■ **Exercise instructions**:
Spot each line that carries the word "linestyle"; copy those lines.

■ **Task data**:

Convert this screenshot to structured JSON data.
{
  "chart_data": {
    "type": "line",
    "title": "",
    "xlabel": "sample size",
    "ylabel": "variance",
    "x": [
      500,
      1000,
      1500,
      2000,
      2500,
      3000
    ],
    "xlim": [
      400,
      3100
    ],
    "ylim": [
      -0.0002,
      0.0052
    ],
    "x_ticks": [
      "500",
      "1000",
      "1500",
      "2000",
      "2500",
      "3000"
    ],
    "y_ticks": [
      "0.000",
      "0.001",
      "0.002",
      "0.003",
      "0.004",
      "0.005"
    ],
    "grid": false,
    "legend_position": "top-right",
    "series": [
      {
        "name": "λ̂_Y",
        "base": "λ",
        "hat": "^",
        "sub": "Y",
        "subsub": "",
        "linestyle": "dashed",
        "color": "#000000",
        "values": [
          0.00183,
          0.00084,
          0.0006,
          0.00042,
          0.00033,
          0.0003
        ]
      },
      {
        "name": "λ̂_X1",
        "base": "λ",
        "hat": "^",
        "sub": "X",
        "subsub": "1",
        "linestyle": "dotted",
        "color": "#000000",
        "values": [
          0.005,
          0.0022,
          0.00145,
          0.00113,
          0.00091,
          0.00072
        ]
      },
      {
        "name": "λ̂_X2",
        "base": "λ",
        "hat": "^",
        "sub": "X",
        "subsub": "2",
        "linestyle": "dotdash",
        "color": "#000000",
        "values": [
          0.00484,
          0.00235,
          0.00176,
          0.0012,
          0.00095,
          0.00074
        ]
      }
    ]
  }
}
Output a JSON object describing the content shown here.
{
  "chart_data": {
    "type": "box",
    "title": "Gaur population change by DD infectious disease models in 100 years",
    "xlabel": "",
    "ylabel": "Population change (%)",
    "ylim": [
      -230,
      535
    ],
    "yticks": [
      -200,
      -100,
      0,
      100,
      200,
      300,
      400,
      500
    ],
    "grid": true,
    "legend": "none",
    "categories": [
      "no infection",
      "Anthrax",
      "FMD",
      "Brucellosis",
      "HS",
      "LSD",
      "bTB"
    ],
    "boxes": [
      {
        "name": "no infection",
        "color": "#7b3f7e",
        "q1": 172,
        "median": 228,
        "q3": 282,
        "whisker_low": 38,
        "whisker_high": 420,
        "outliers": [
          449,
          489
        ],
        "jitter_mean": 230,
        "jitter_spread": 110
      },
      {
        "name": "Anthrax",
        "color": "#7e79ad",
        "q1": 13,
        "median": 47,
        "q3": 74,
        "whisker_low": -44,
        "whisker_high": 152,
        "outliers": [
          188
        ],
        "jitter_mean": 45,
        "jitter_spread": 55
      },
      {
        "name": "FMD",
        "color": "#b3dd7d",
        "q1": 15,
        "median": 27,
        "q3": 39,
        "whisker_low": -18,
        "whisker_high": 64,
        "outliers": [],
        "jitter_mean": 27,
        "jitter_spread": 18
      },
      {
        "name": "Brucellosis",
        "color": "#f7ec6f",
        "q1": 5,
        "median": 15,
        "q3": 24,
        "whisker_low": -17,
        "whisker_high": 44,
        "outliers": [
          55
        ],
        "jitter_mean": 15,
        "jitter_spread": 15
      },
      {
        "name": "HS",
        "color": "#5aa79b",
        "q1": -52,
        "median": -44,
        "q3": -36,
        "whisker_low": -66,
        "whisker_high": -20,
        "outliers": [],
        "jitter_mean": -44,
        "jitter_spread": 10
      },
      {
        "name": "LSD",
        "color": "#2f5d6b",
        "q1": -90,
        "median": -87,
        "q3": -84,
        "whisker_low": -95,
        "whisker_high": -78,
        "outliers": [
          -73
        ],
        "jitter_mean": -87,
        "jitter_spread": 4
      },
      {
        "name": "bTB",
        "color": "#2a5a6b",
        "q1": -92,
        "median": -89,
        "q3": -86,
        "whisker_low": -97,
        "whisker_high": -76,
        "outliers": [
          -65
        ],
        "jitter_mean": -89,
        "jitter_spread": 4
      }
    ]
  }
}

■ **Answer for the task**:
        "linestyle": "dashed",
        "linestyle": "dotted",
        "linestyle": "dotdash",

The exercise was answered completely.